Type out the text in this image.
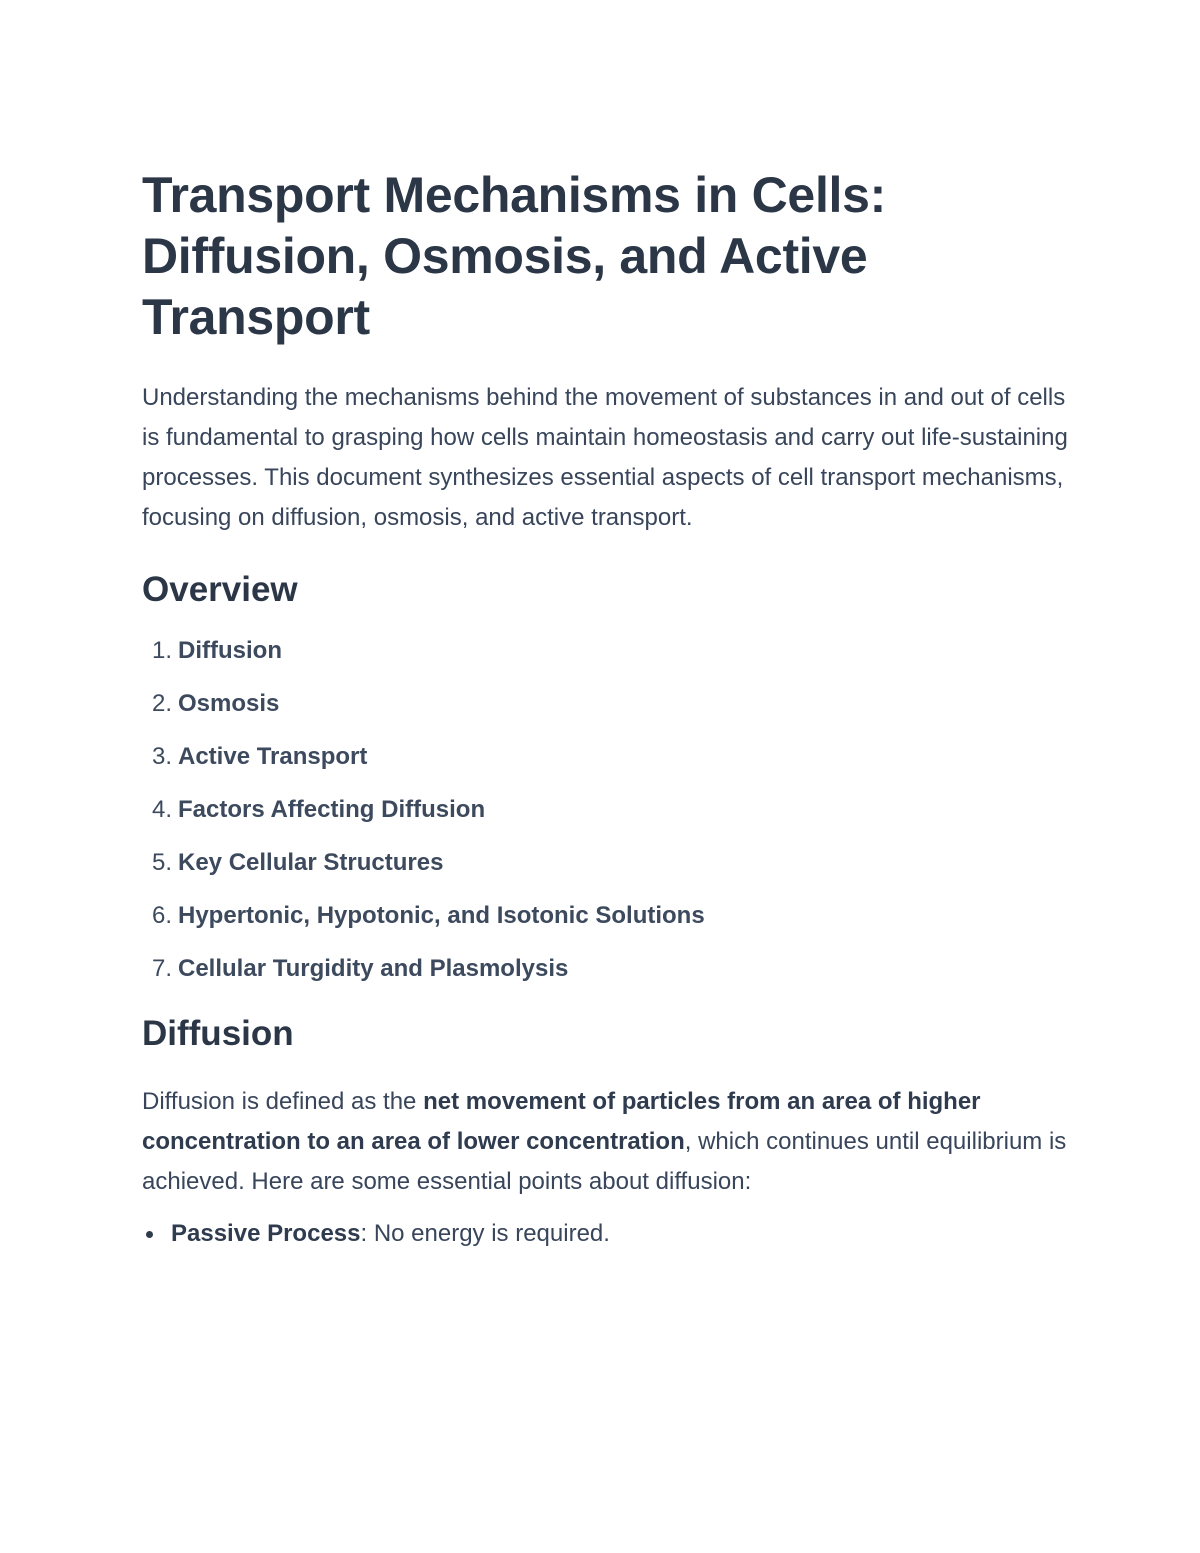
Transport Mechanisms in Cells: Diffusion, Osmosis, and Active Transport

Understanding the mechanisms behind the movement of substances in and out of cells is fundamental to grasping how cells maintain homeostasis and carry out life-sustaining processes. This document synthesizes essential aspects of cell transport mechanisms, focusing on diffusion, osmosis, and active transport.

Overview
1. Diffusion
2. Osmosis
3. Active Transport
4. Factors Affecting Diffusion
5. Key Cellular Structures
6. Hypertonic, Hypotonic, and Isotonic Solutions
7. Cellular Turgidity and Plasmolysis
Diffusion

Diffusion is defined as the net movement of particles from an area of higher concentration to an area of lower concentration, which continues until equilibrium is achieved. Here are some essential points about diffusion:

Passive Process: No energy is required.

##############################

EXERCISE DIRECTIONS - The entries above need to be transcribed exactly, with the images left out.

EXPECTED ANSWER -
Type out the text in this image.
Transport Mechanisms in Cells: Diffusion, Osmosis, and Active Transport

Understanding the mechanisms behind the movement of substances in and out of cells is fundamental to grasping how cells maintain homeostasis and carry out life-sustaining processes. This document synthesizes essential aspects of cell transport mechanisms, focusing on diffusion, osmosis, and active transport.

Overview
1. Diffusion
2. Osmosis
3. Active Transport
4. Factors Affecting Diffusion
5. Key Cellular Structures
6. Hypertonic, Hypotonic, and Isotonic Solutions
7. Cellular Turgidity and Plasmolysis
Diffusion

Diffusion is defined as the net movement of particles from an area of higher concentration to an area of lower concentration, which continues until equilibrium is achieved. Here are some essential points about diffusion:

Passive Process: No energy is required.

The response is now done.